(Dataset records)
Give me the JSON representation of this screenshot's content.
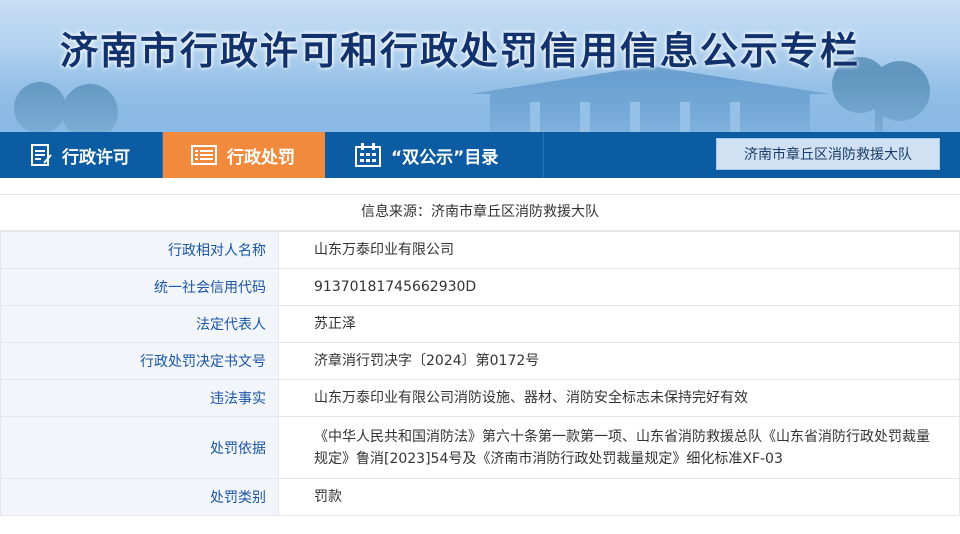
{
  "banner": {
    "title": "济南市行政许可和行政处罚信用信息公示专栏"
  },
  "nav": {
    "items": [
      {
        "label": "行政许可",
        "icon": "document-icon",
        "active": false
      },
      {
        "label": "行政处罚",
        "icon": "list-icon",
        "active": true
      },
      {
        "label": "“双公示”目录",
        "icon": "calendar-icon",
        "active": false
      }
    ],
    "agency_button": "济南市章丘区消防救援大队"
  },
  "colors": {
    "nav_bg": "#0b5ca3",
    "nav_active": "#f18a3c",
    "key_text": "#1a56a6"
  },
  "detail": {
    "source": "信息来源：济南市章丘区消防救援大队",
    "rows": [
      {
        "key": "行政相对人名称",
        "value": "山东万泰印业有限公司"
      },
      {
        "key": "统一社会信用代码",
        "value": "91370181745662930D"
      },
      {
        "key": "法定代表人",
        "value": "苏正泽"
      },
      {
        "key": "行政处罚决定书文号",
        "value": "济章消行罚决字〔2024〕第0172号"
      },
      {
        "key": "违法事实",
        "value": "山东万泰印业有限公司消防设施、器材、消防安全标志未保持完好有效"
      },
      {
        "key": "处罚依据",
        "value": "《中华人民共和国消防法》第六十条第一款第一项、山东省消防救援总队《山东省消防行政处罚裁量规定》鲁消[2023]54号及《济南市消防行政处罚裁量规定》细化标准XF-03"
      },
      {
        "key": "处罚类别",
        "value": "罚款"
      }
    ]
  }
}
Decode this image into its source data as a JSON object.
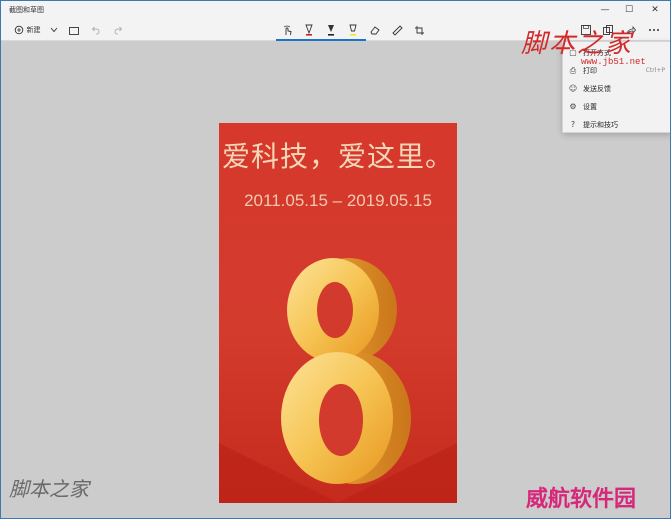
{
  "app": {
    "title": "截图和草图"
  },
  "window_controls": {
    "minimize": "—",
    "maximize": "☐",
    "close": "✕"
  },
  "toolbar": {
    "new_label": "新建"
  },
  "menu": {
    "items": [
      {
        "label": "打开方式",
        "shortcut": "",
        "icon": "open-with-icon"
      },
      {
        "label": "打印",
        "shortcut": "Ctrl+P",
        "icon": "print-icon"
      },
      {
        "label": "发送反馈",
        "shortcut": "",
        "icon": "feedback-icon"
      },
      {
        "label": "设置",
        "shortcut": "",
        "icon": "gear-icon"
      },
      {
        "label": "提示和技巧",
        "shortcut": "",
        "icon": "help-icon"
      }
    ]
  },
  "poster": {
    "slogan": "爱科技，爱这里。",
    "dates": "2011.05.15 – 2019.05.15",
    "numeral": "8"
  },
  "watermarks": {
    "top_right": "脚本之家",
    "url": "www.jb51.net",
    "bottom_left": "脚本之家",
    "bottom_right": "威航软件园"
  },
  "colors": {
    "accent": "#1a73c8",
    "poster_red": "#d33b2d",
    "gold": "#f6c453"
  }
}
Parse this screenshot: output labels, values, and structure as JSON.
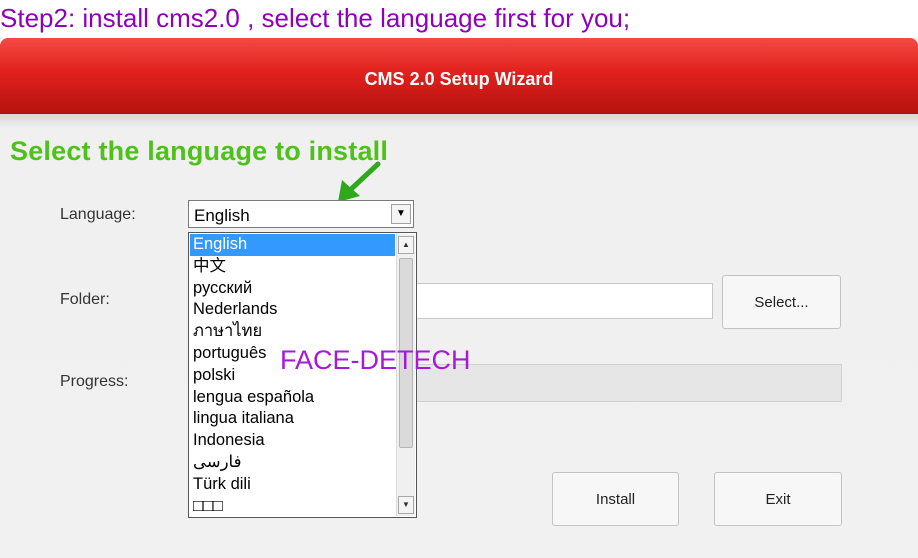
{
  "caption": "Step2: install cms2.0 , select the language first for you;",
  "window": {
    "title": "CMS 2.0 Setup Wizard",
    "heading": "Select the language to install"
  },
  "form": {
    "language_label": "Language:",
    "language_value": "English",
    "folder_label": "Folder:",
    "folder_value": "",
    "progress_label": "Progress:",
    "progress_value": 0,
    "select_button": "Select...",
    "install_button": "Install",
    "exit_button": "Exit"
  },
  "dropdown": {
    "selected": "English",
    "options": [
      "English",
      "中文",
      "русский",
      "Nederlands",
      "ภาษาไทย",
      "português",
      "polski",
      "lengua española",
      "lingua italiana",
      "Indonesia",
      "فارسی",
      "Türk dili",
      "□□□"
    ]
  },
  "watermark": "FACE-DETECH",
  "icons": {
    "dropdown_arrow": "chevron-down-icon",
    "scroll_up": "scroll-up-icon",
    "scroll_down": "scroll-down-icon",
    "pointer": "green-arrow-icon"
  },
  "colors": {
    "titlebar": "#e1211d",
    "heading": "#4ec21a",
    "caption": "#8f00b8",
    "watermark": "#a818d8",
    "selection": "#3399ff"
  }
}
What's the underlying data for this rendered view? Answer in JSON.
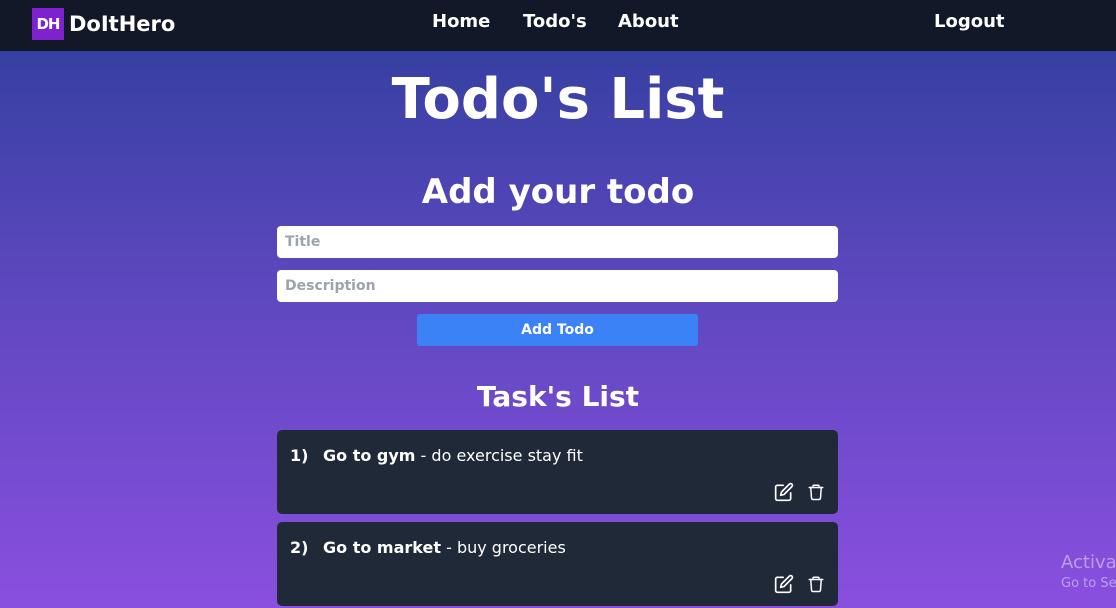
{
  "navbar": {
    "logo_text": "DH",
    "brand": "DoItHero",
    "links": [
      "Home",
      "Todo's",
      "About"
    ],
    "logout": "Logout"
  },
  "page_title": "Todo's List",
  "form": {
    "heading": "Add your todo",
    "title_placeholder": "Title",
    "title_value": "",
    "description_placeholder": "Description",
    "description_value": "",
    "submit_label": "Add Todo"
  },
  "tasks": {
    "heading": "Task's List",
    "items": [
      {
        "number": "1)",
        "title": "Go to gym",
        "separator": " - ",
        "description": "do exercise stay fit"
      },
      {
        "number": "2)",
        "title": "Go to market",
        "separator": " - ",
        "description": "buy groceries"
      }
    ]
  },
  "watermark": {
    "line1": "Activa",
    "line2": "Go to Se"
  },
  "colors": {
    "navbar": "#111827",
    "logo": "#7e22ce",
    "button": "#3b82f6",
    "card": "#1f2937",
    "gradient_top": "#2e3e9c",
    "gradient_bottom": "#8a4fdf"
  },
  "icons": [
    "edit-icon",
    "trash-icon"
  ]
}
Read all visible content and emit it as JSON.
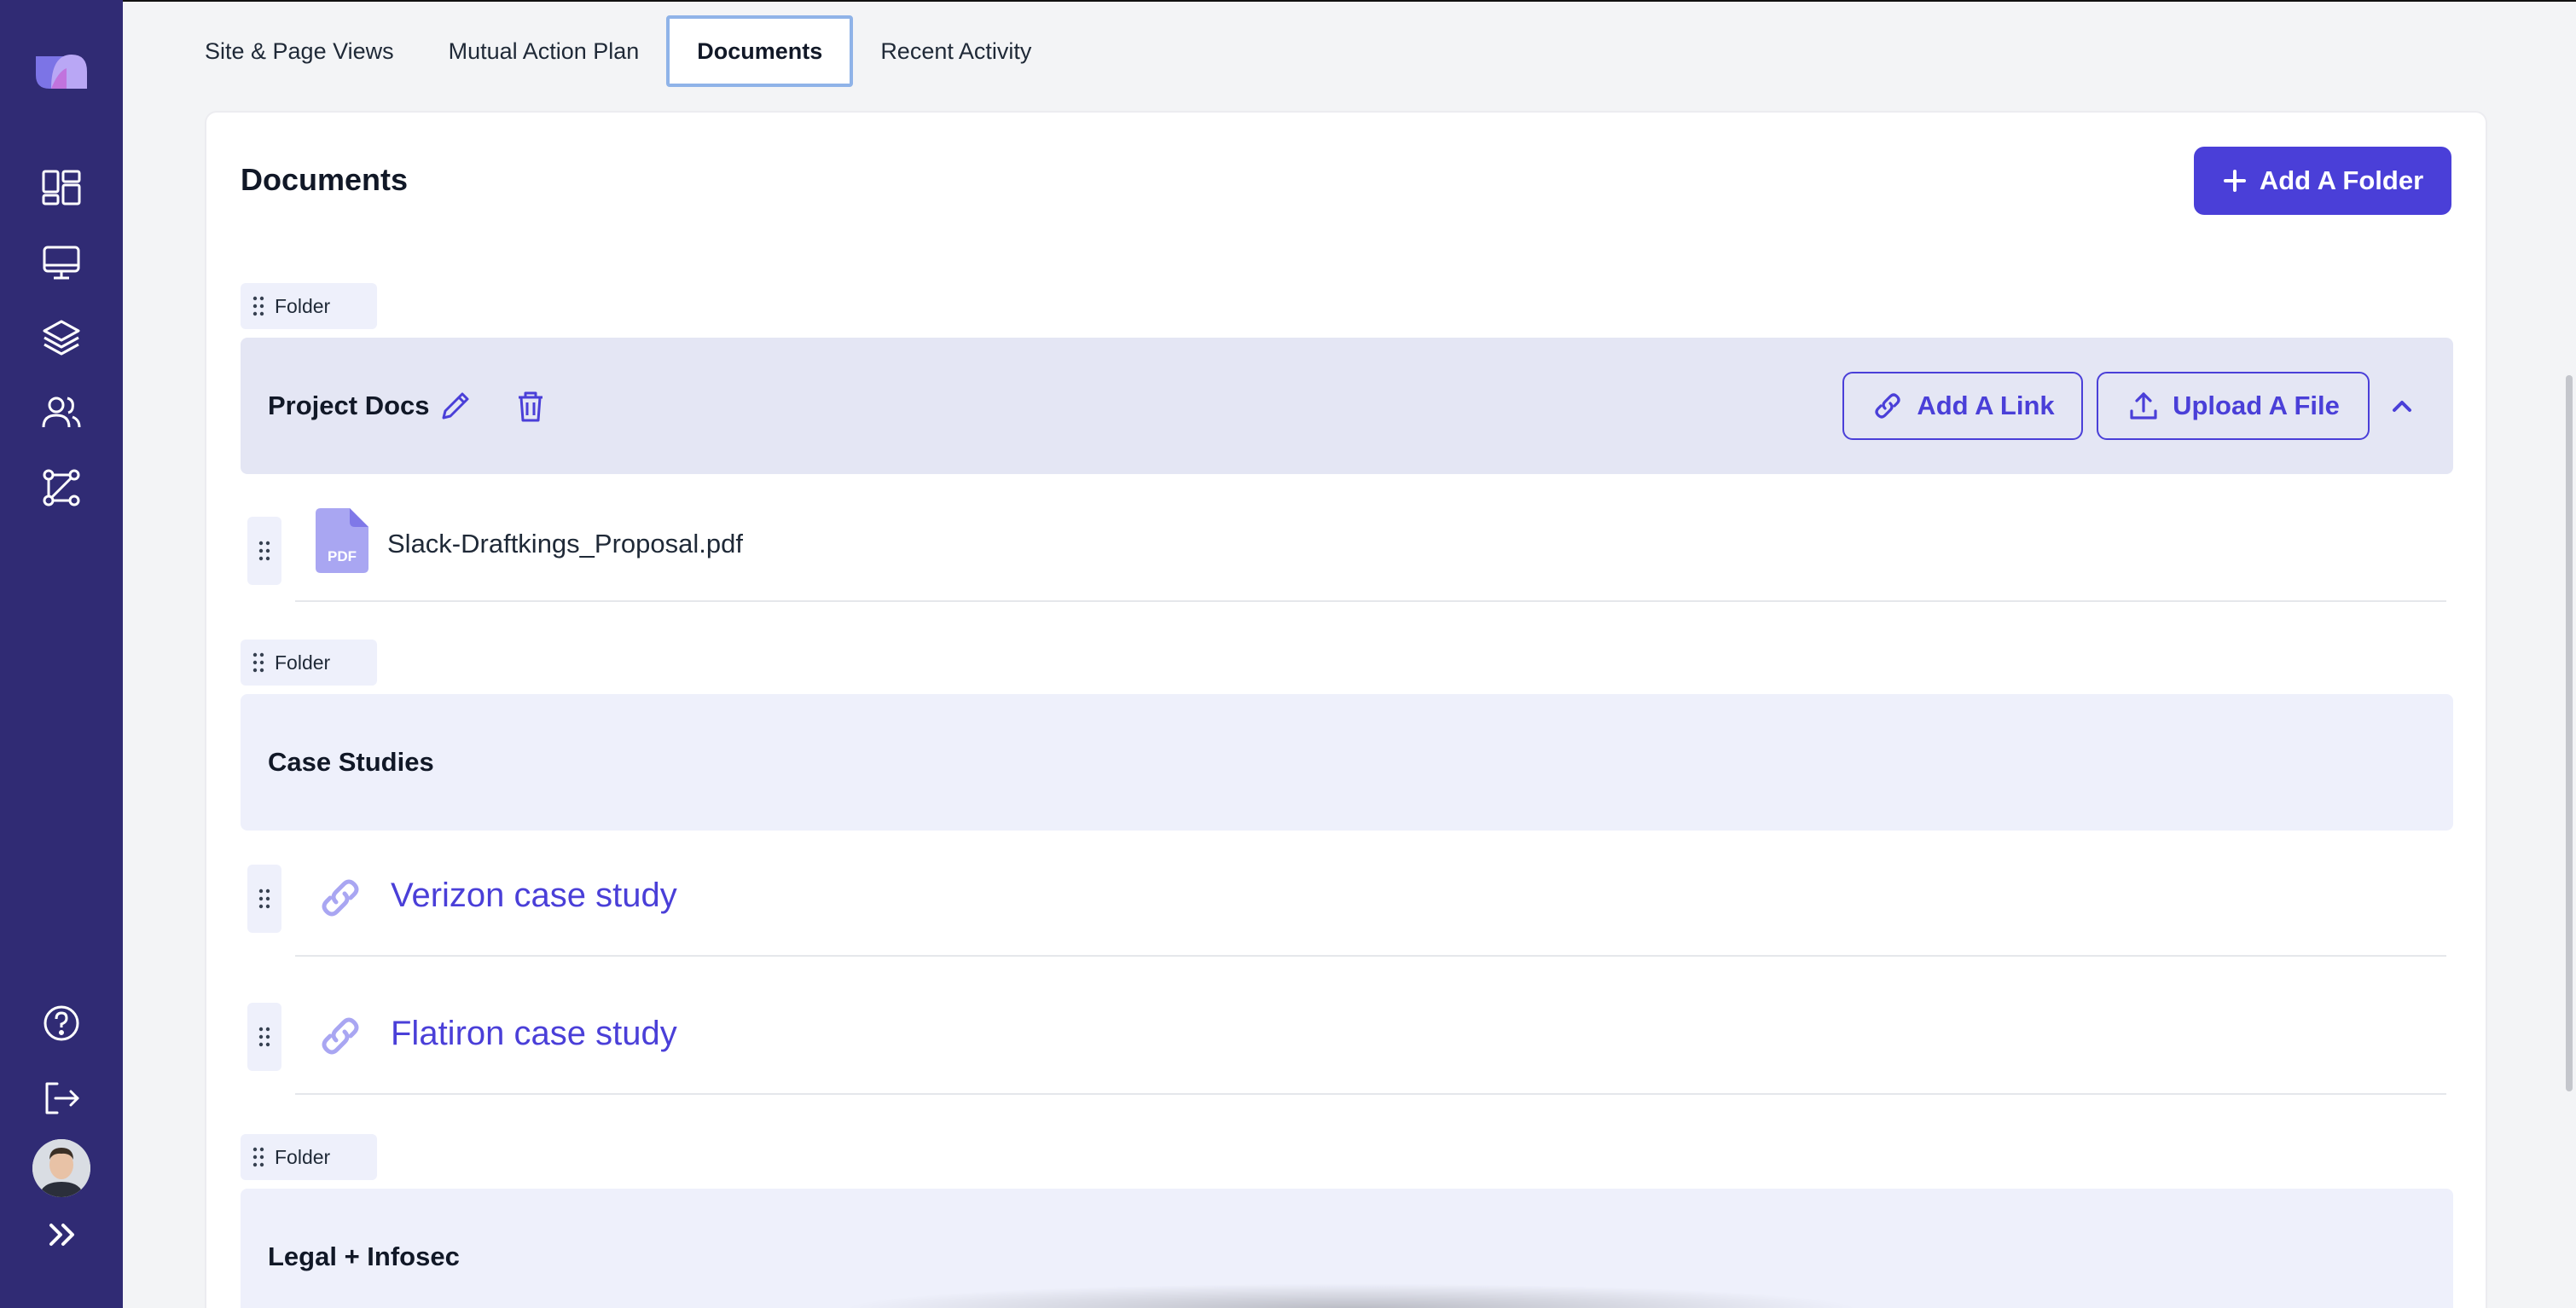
{
  "tabs": [
    {
      "label": "Site & Page Views"
    },
    {
      "label": "Mutual Action Plan"
    },
    {
      "label": "Documents",
      "active": true
    },
    {
      "label": "Recent Activity"
    }
  ],
  "page": {
    "title": "Documents",
    "add_folder_label": "Add A Folder"
  },
  "folders": [
    {
      "tag": "Folder",
      "name": "Project Docs",
      "add_link_label": "Add A Link",
      "upload_label": "Upload A File",
      "items": [
        {
          "type": "file",
          "icon": "pdf-icon",
          "icon_text": "PDF",
          "name": "Slack-Draftkings_Proposal.pdf"
        }
      ]
    },
    {
      "tag": "Folder",
      "name": "Case Studies",
      "items": [
        {
          "type": "link",
          "icon": "link-icon",
          "name": "Verizon case study"
        },
        {
          "type": "link",
          "icon": "link-icon",
          "name": "Flatiron case study"
        }
      ]
    },
    {
      "tag": "Folder",
      "name": "Legal + Infosec",
      "items": []
    }
  ],
  "sidebar": {
    "icons": [
      "logo-icon",
      "dashboard-icon",
      "monitor-icon",
      "layers-icon",
      "users-icon",
      "workflow-icon",
      "help-icon",
      "logout-icon",
      "avatar",
      "expand-icon"
    ]
  },
  "colors": {
    "sidebar": "#302b74",
    "accent": "#4a3fd8",
    "folder_bg": "#eef0fb"
  }
}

**GIVEN REQUEST**
Go over the data above and copy every line that has the word "study" in it.

**EXERCISE RESULT**
          "name": "Verizon case study"
          "name": "Flatiron case study"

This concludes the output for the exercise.